Records from a collection:
--- begin ---
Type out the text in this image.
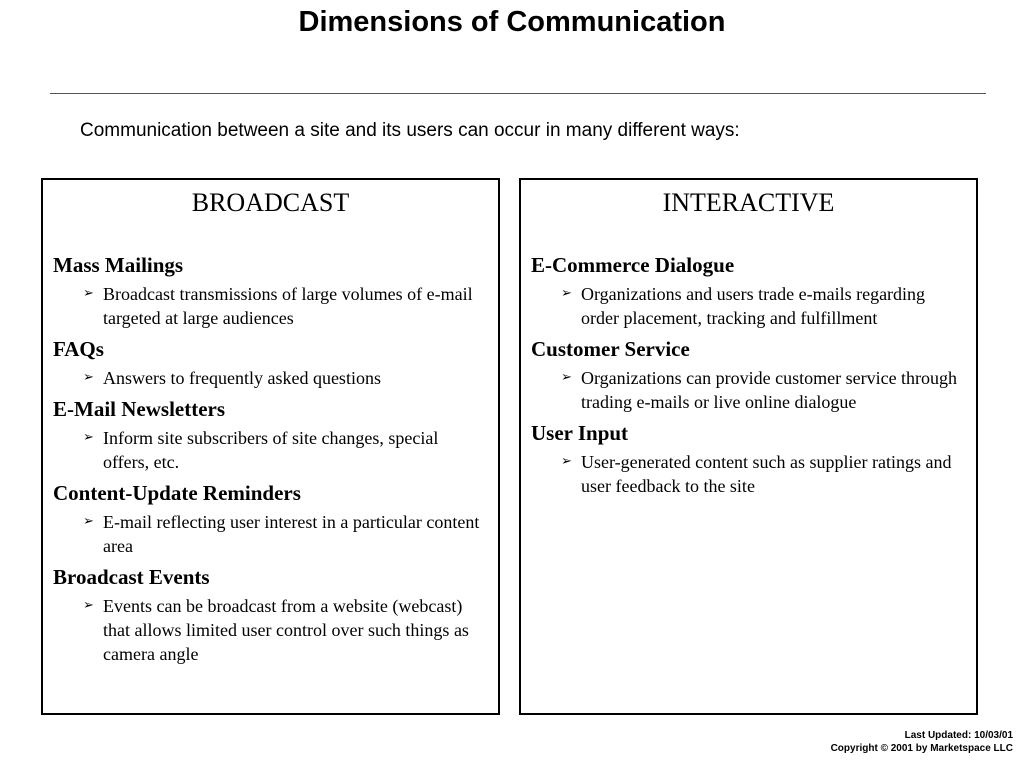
Dimensions of Communication

Communication between a site and its users can occur in many different ways:

BROADCAST
Mass Mailings
➢ Broadcast transmissions of large volumes of e-mail targeted at large audiences
FAQs
➢ Answers to frequently asked questions
E-Mail Newsletters
➢ Inform site subscribers of site changes, special offers, etc.
Content-Update Reminders
➢ E-mail reflecting user interest in a particular content area
Broadcast Events
➢ Events can be broadcast from a website (webcast) that allows limited user control over such things as camera angle
INTERACTIVE
E-Commerce Dialogue
➢ Organizations and users trade e-mails regarding order placement, tracking and fulfillment
Customer Service
➢ Organizations can provide customer service through trading e-mails or live online dialogue
User Input
➢ User-generated content such as supplier ratings and user feedback to the site
Last Updated: 10/03/01
Copyright © 2001 by Marketspace LLC
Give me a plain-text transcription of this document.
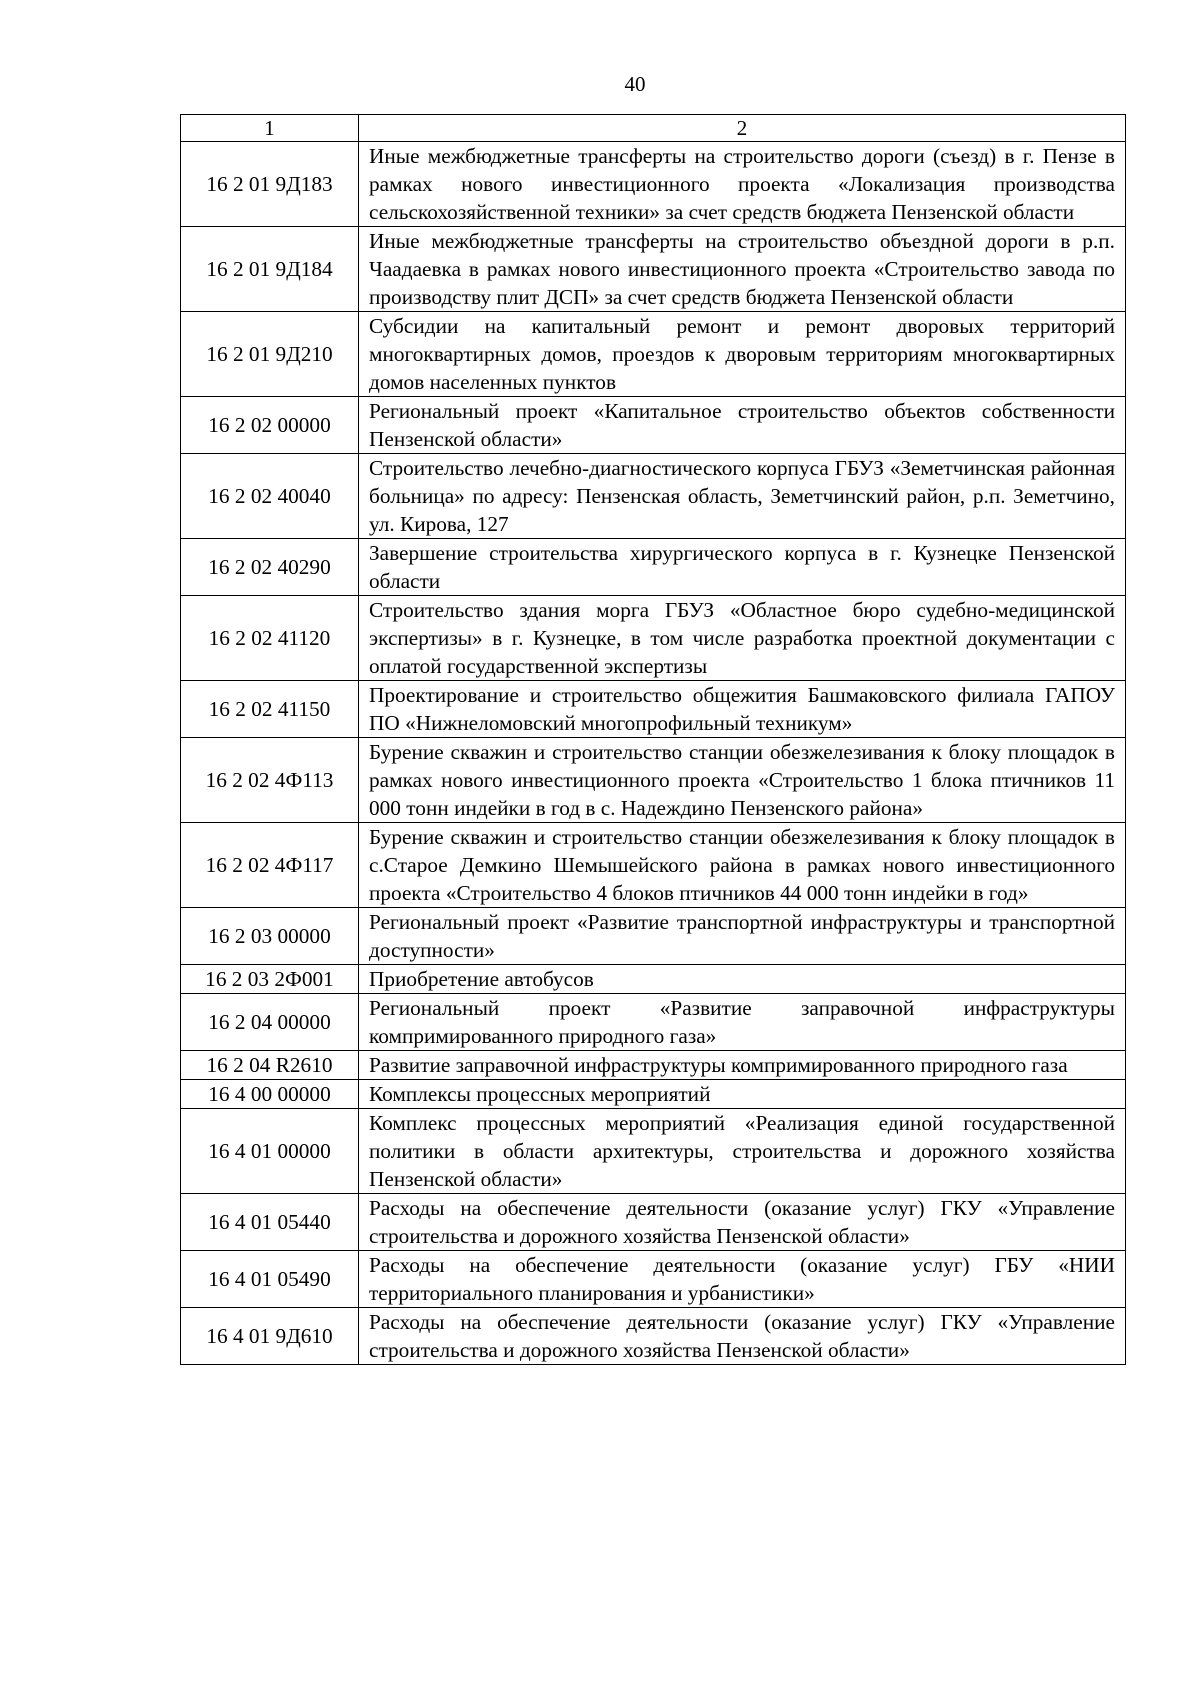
40
1	2
16 2 01 9Д183	Иные межбюджетные трансферты на строительство дороги (съезд) в г. Пензе в рамках нового инвестиционного проекта «Локализация производства сельскохозяйственной техники» за счет средств бюджета Пензенской области
16 2 01 9Д184	Иные межбюджетные трансферты на строительство объездной дороги в р.п. Чаадаевка в рамках нового инвестиционного проекта «Строительство завода по производству плит ДСП» за счет средств бюджета Пензенской области
16 2 01 9Д210	Субсидии на капитальный ремонт и ремонт дворовых территорий многоквартирных домов, проездов к дворовым территориям многоквартирных домов населенных пунктов
16 2 02 00000	Региональный проект «Капитальное строительство объектов собственности Пензенской области»
16 2 02 40040	Строительство лечебно-диагностического корпуса ГБУЗ «Земетчинская районная больница» по адресу: Пензенская область, Земетчинский район, р.п. Земетчино, ул. Кирова, 127
16 2 02 40290	Завершение строительства хирургического корпуса в г. Кузнецке Пензенской области
16 2 02 41120	Строительство здания морга ГБУЗ «Областное бюро судебно-медицинской экспертизы» в г. Кузнецке, в том числе разработка проектной документации с оплатой государственной экспертизы
16 2 02 41150	Проектирование и строительство общежития Башмаковского филиала ГАПОУ ПО «Нижнеломовский многопрофильный техникум»
16 2 02 4Ф113	Бурение скважин и строительство станции обезжелезивания к блоку площадок в рамках нового инвестиционного проекта «Строительство 1 блока птичников 11 000 тонн индейки в год в с. Надеждино Пензенского района»
16 2 02 4Ф117	Бурение скважин и строительство станции обезжелезивания к блоку площадок в с.Старое Демкино Шемышейского района в рамках нового инвестиционного проекта «Строительство 4 блоков птичников 44 000 тонн индейки в год»
16 2 03 00000	Региональный проект «Развитие транспортной инфраструктуры и транспортной доступности»
16 2 03 2Ф001	Приобретение автобусов
16 2 04 00000	Региональный проект «Развитие заправочной инфраструктуры компримированного природного газа»
16 2 04 R2610	Развитие заправочной инфраструктуры компримированного природного газа
16 4 00 00000	Комплексы процессных мероприятий
16 4 01 00000	Комплекс процессных мероприятий «Реализация единой государственной политики в области архитектуры, строительства и дорожного хозяйства Пензенской области»
16 4 01 05440	Расходы на обеспечение деятельности (оказание услуг) ГКУ «Управление строительства и дорожного хозяйства Пензенской области»
16 4 01 05490	Расходы на обеспечение деятельности (оказание услуг) ГБУ «НИИ территориального планирования и урбанистики»
16 4 01 9Д610	Расходы на обеспечение деятельности (оказание услуг) ГКУ «Управление строительства и дорожного хозяйства Пензенской области»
--- end ---
→ Brief: Go through the data above and find the lines with the word "государственной". Copy each of those lines.

→ Answer to this task:
16 2 02 41120	Строительство здания морга ГБУЗ «Областное бюро судебно-медицинской экспертизы» в г. Кузнецке, в том числе разработка проектной документации с оплатой государственной экспертизы
16 4 01 00000	Комплекс процессных мероприятий «Реализация единой государственной политики в области архитектуры, строительства и дорожного хозяйства Пензенской области»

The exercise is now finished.